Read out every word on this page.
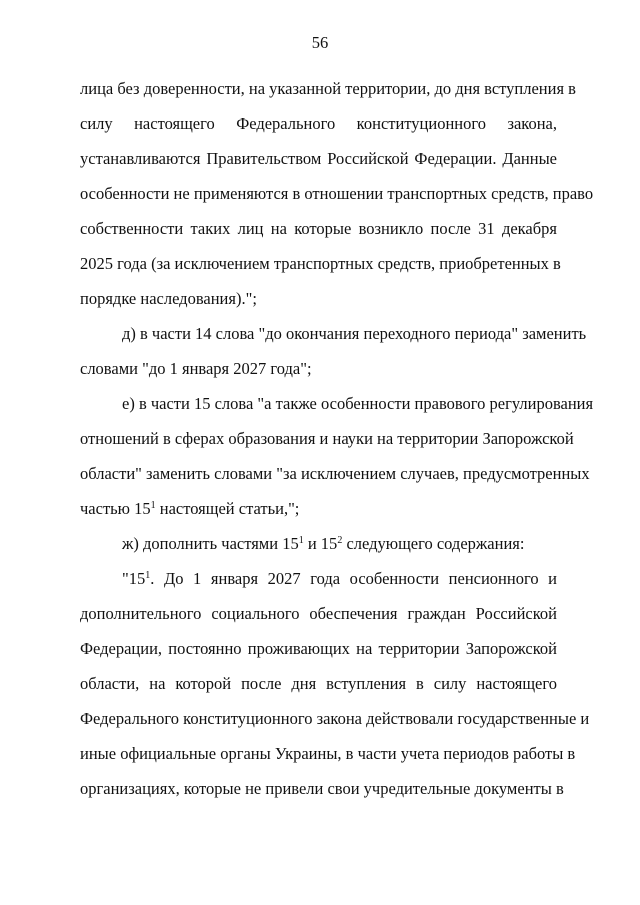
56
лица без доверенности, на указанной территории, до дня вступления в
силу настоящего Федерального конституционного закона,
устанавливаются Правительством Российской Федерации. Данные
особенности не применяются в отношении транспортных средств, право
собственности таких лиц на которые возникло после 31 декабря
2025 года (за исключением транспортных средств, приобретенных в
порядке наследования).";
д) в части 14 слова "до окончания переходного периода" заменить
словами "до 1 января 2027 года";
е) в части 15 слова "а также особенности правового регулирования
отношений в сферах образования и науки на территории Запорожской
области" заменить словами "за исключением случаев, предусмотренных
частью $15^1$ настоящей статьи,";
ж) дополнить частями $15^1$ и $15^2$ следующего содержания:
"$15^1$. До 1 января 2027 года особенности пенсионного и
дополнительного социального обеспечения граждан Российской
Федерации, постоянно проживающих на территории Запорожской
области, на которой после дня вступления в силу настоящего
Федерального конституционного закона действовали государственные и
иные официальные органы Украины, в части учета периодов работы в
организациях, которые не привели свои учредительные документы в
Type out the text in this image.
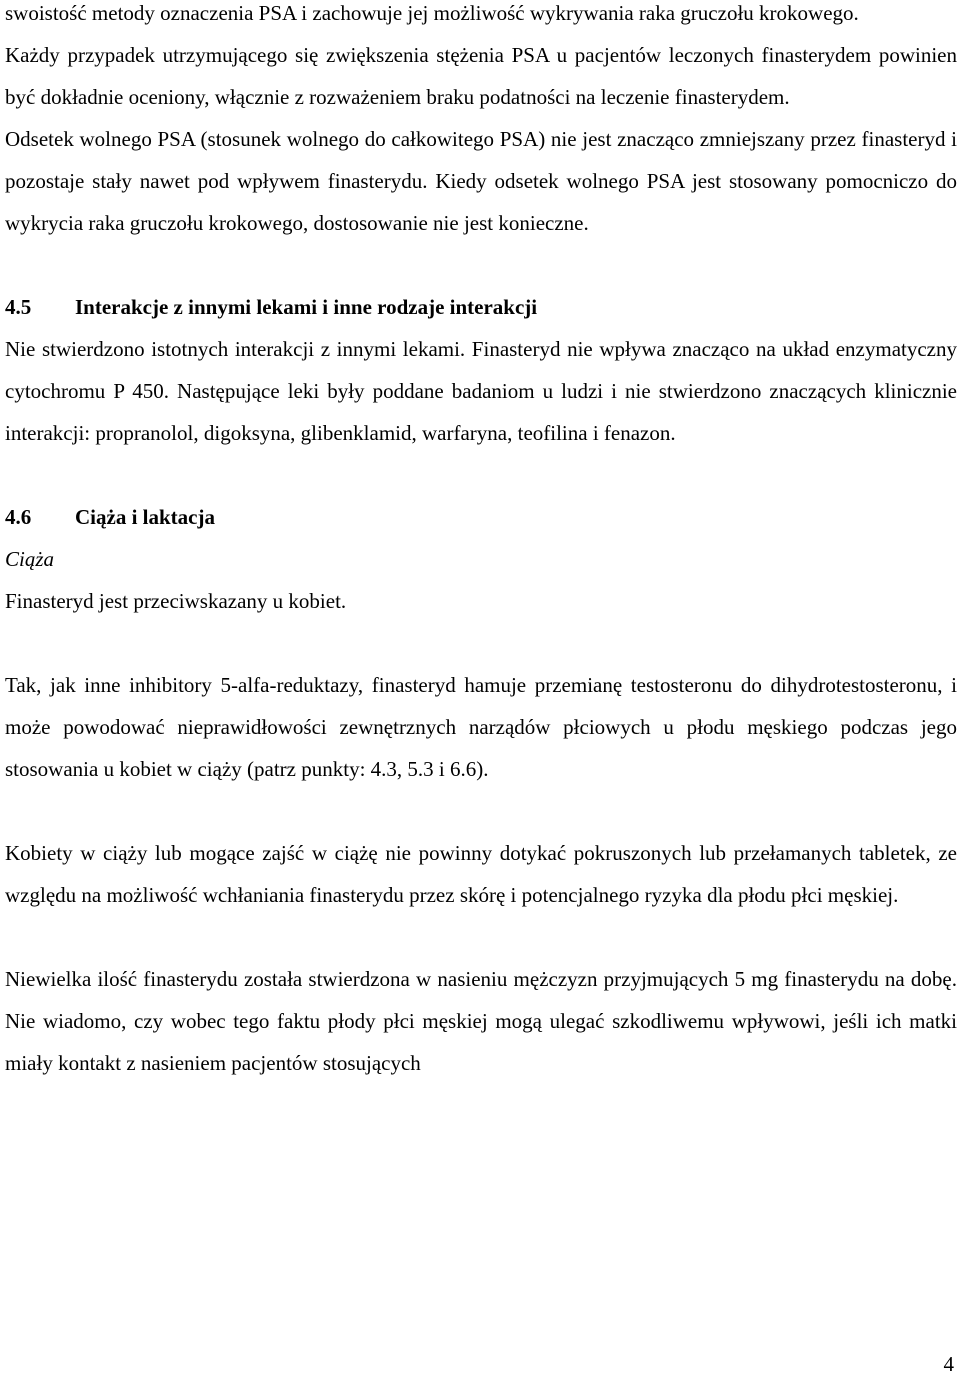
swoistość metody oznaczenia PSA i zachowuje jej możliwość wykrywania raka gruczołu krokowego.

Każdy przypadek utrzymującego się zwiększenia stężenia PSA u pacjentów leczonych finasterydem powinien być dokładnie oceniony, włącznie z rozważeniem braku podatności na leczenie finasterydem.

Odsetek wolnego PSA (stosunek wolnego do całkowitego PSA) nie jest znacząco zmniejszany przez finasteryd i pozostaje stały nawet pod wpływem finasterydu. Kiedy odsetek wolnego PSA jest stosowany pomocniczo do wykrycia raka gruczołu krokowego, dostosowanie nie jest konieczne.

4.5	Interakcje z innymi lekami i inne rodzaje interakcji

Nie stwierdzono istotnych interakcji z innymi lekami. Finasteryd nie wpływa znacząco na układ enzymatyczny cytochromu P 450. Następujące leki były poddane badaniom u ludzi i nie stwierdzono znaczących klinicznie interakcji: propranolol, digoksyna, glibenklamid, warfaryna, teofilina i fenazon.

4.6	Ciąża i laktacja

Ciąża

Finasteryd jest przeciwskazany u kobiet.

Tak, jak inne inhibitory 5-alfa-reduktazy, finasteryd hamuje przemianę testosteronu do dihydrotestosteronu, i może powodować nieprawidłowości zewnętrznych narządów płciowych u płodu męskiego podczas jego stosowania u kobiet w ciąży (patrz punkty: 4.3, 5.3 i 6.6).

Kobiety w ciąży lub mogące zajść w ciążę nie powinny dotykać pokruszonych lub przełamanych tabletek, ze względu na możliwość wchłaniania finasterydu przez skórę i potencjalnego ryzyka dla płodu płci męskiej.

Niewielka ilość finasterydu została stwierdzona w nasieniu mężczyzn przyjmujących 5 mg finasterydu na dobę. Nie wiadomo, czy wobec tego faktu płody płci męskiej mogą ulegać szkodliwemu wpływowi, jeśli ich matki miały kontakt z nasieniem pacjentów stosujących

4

===============

> **What the task asks**
Repeat the data exactly, without the pictures.

> **Complete output**
Read out every word on this page.
56
лица без доверенности, на указанной территории, до дня вступления в
силу настоящего Федерального конституционного закона,
устанавливаются Правительством Российской Федерации. Данные
особенности не применяются в отношении транспортных средств, право
собственности таких лиц на которые возникло после 31 декабря
2025 года (за исключением транспортных средств, приобретенных в
порядке наследования).";
д) в части 14 слова "до окончания переходного периода" заменить
словами "до 1 января 2027 года";
е) в части 15 слова "а также особенности правового регулирования
отношений в сферах образования и науки на территории Запорожской
области" заменить словами "за исключением случаев, предусмотренных
частью $15^1$ настоящей статьи,";
ж) дополнить частями $15^1$ и $15^2$ следующего содержания:
"$15^1$. До 1 января 2027 года особенности пенсионного и
дополнительного социального обеспечения граждан Российской
Федерации, постоянно проживающих на территории Запорожской
области, на которой после дня вступления в силу настоящего
Федерального конституционного закона действовали государственные и
иные официальные органы Украины, в части учета периодов работы в
организациях, которые не привели свои учредительные документы в
Type out the text in this image.
swoistość metody oznaczenia PSA i zachowuje jej możliwość wykrywania raka gruczołu krokowego.

Każdy przypadek utrzymującego się zwiększenia stężenia PSA u pacjentów leczonych finasterydem powinien być dokładnie oceniony, włącznie z rozważeniem braku podatności na leczenie finasterydem.

Odsetek wolnego PSA (stosunek wolnego do całkowitego PSA) nie jest znacząco zmniejszany przez finasteryd i pozostaje stały nawet pod wpływem finasterydu. Kiedy odsetek wolnego PSA jest stosowany pomocniczo do wykrycia raka gruczołu krokowego, dostosowanie nie jest konieczne.

4.5	Interakcje z innymi lekami i inne rodzaje interakcji

Nie stwierdzono istotnych interakcji z innymi lekami. Finasteryd nie wpływa znacząco na układ enzymatyczny cytochromu P 450. Następujące leki były poddane badaniom u ludzi i nie stwierdzono znaczących klinicznie interakcji: propranolol, digoksyna, glibenklamid, warfaryna, teofilina i fenazon.

4.6	Ciąża i laktacja

Ciąża

Finasteryd jest przeciwskazany u kobiet.

Tak, jak inne inhibitory 5-alfa-reduktazy, finasteryd hamuje przemianę testosteronu do dihydrotestosteronu, i może powodować nieprawidłowości zewnętrznych narządów płciowych u płodu męskiego podczas jego stosowania u kobiet w ciąży (patrz punkty: 4.3, 5.3 i 6.6).

Kobiety w ciąży lub mogące zajść w ciążę nie powinny dotykać pokruszonych lub przełamanych tabletek, ze względu na możliwość wchłaniania finasterydu przez skórę i potencjalnego ryzyka dla płodu płci męskiej.

Niewielka ilość finasterydu została stwierdzona w nasieniu mężczyzn przyjmujących 5 mg finasterydu na dobę. Nie wiadomo, czy wobec tego faktu płody płci męskiej mogą ulegać szkodliwemu wpływowi, jeśli ich matki miały kontakt z nasieniem pacjentów stosujących

4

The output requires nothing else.